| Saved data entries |
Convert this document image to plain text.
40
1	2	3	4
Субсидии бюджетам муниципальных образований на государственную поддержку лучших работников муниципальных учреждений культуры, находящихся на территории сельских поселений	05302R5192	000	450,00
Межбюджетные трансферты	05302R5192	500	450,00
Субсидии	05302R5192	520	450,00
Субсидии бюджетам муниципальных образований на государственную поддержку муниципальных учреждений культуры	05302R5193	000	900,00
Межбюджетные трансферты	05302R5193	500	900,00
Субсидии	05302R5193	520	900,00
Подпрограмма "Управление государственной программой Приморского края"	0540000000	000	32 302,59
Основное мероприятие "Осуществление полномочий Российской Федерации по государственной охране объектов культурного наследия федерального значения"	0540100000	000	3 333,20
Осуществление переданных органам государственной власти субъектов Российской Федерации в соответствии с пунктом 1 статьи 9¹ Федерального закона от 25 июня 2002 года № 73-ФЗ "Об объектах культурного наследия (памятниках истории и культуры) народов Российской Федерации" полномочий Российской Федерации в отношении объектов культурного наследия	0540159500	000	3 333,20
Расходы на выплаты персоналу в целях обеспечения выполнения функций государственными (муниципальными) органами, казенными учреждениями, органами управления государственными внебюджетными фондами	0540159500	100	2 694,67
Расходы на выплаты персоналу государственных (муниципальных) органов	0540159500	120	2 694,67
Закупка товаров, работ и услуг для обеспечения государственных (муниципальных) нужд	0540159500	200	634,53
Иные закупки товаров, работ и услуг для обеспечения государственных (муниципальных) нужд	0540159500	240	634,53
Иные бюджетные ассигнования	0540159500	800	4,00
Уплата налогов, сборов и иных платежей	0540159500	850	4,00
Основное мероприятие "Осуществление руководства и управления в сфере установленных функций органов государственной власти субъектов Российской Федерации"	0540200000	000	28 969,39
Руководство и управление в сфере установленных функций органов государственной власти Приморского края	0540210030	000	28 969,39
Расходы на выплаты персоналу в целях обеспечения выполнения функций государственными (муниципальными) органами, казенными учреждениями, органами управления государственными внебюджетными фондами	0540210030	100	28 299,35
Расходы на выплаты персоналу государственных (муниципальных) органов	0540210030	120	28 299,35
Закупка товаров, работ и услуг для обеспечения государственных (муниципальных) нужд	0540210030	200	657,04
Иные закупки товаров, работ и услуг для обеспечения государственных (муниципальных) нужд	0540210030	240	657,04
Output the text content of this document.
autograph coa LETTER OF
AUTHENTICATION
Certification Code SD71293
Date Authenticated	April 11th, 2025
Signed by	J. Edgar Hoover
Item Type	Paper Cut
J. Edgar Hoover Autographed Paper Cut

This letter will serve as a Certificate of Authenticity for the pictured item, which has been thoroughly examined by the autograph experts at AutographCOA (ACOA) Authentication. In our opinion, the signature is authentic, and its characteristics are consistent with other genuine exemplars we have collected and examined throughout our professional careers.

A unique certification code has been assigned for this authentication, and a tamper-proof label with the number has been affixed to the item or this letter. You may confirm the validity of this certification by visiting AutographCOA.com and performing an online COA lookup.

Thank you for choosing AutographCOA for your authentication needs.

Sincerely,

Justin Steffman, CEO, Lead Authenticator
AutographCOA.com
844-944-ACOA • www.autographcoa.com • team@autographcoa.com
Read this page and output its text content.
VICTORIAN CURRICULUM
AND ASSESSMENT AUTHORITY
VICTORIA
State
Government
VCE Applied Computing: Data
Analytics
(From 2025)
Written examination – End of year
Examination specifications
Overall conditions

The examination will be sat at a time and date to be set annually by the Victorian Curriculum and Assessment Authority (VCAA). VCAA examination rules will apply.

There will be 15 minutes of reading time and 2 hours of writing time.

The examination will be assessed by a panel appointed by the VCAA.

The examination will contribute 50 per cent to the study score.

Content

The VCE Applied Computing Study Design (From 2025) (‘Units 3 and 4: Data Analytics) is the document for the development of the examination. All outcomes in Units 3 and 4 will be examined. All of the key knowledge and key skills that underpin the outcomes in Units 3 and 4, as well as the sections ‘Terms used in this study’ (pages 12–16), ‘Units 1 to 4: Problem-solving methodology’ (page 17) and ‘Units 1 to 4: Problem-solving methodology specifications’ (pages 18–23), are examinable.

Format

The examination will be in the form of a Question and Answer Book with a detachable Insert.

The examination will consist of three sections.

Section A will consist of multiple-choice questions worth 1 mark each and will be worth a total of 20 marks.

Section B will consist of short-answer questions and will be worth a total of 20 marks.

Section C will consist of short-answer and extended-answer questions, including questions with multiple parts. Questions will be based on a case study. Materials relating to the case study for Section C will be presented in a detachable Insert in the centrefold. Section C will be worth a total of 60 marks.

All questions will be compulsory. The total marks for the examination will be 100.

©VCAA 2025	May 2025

| OBJECTIVE |
Find each line holding "установленных". Copy it out.

| RIGHT ANSWER |
Основное мероприятие "Осуществление руководства и управления в сфере установленных функций органов государственной власти субъектов Российской Федерации"	0540200000	000	28 969,39
Руководство и управление в сфере установленных функций органов государственной власти Приморского края	0540210030	000	28 969,39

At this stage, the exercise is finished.